===== Data shown =====
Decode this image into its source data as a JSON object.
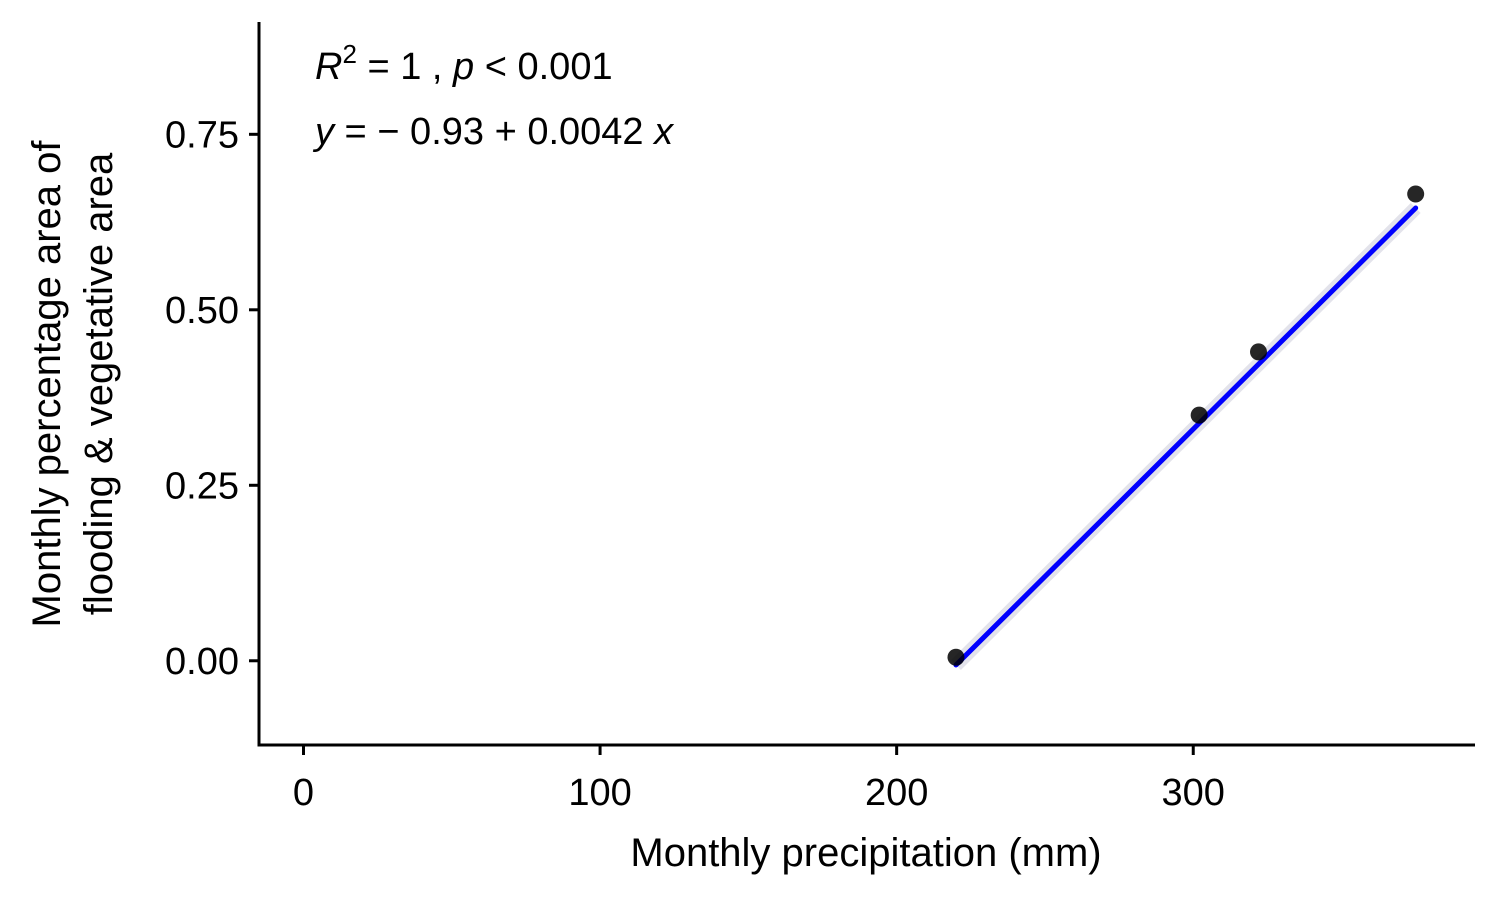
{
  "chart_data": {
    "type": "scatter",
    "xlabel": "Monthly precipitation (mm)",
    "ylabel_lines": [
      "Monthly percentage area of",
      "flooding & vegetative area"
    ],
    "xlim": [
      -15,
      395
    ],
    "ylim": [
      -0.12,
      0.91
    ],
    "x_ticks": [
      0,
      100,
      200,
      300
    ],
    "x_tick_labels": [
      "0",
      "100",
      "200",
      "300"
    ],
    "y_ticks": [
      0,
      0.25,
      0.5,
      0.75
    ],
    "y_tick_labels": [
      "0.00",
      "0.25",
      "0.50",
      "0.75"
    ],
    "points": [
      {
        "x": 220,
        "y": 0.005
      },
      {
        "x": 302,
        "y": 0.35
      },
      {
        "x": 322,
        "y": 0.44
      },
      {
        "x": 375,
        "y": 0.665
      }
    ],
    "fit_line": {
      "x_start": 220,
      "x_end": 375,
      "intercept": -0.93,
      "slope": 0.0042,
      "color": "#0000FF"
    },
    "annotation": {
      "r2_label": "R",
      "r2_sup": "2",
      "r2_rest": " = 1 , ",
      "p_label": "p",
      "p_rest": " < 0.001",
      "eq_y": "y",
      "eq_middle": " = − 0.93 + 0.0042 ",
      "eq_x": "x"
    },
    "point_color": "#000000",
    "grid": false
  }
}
=====
_Aim of the exercise_
Take the listing above and restate it word for word, without its pictures.

_Answer for this exercise_
Decode this image into its source data as a JSON object.
{
  "chart_data": {
    "type": "scatter",
    "xlabel": "Monthly precipitation (mm)",
    "ylabel_lines": [
      "Monthly percentage area of",
      "flooding & vegetative area"
    ],
    "xlim": [
      -15,
      395
    ],
    "ylim": [
      -0.12,
      0.91
    ],
    "x_ticks": [
      0,
      100,
      200,
      300
    ],
    "x_tick_labels": [
      "0",
      "100",
      "200",
      "300"
    ],
    "y_ticks": [
      0,
      0.25,
      0.5,
      0.75
    ],
    "y_tick_labels": [
      "0.00",
      "0.25",
      "0.50",
      "0.75"
    ],
    "points": [
      {
        "x": 220,
        "y": 0.005
      },
      {
        "x": 302,
        "y": 0.35
      },
      {
        "x": 322,
        "y": 0.44
      },
      {
        "x": 375,
        "y": 0.665
      }
    ],
    "fit_line": {
      "x_start": 220,
      "x_end": 375,
      "intercept": -0.93,
      "slope": 0.0042,
      "color": "#0000FF"
    },
    "annotation": {
      "r2_label": "R",
      "r2_sup": "2",
      "r2_rest": " = 1 , ",
      "p_label": "p",
      "p_rest": " < 0.001",
      "eq_y": "y",
      "eq_middle": " = − 0.93 + 0.0042 ",
      "eq_x": "x"
    },
    "point_color": "#000000",
    "grid": false
  }
}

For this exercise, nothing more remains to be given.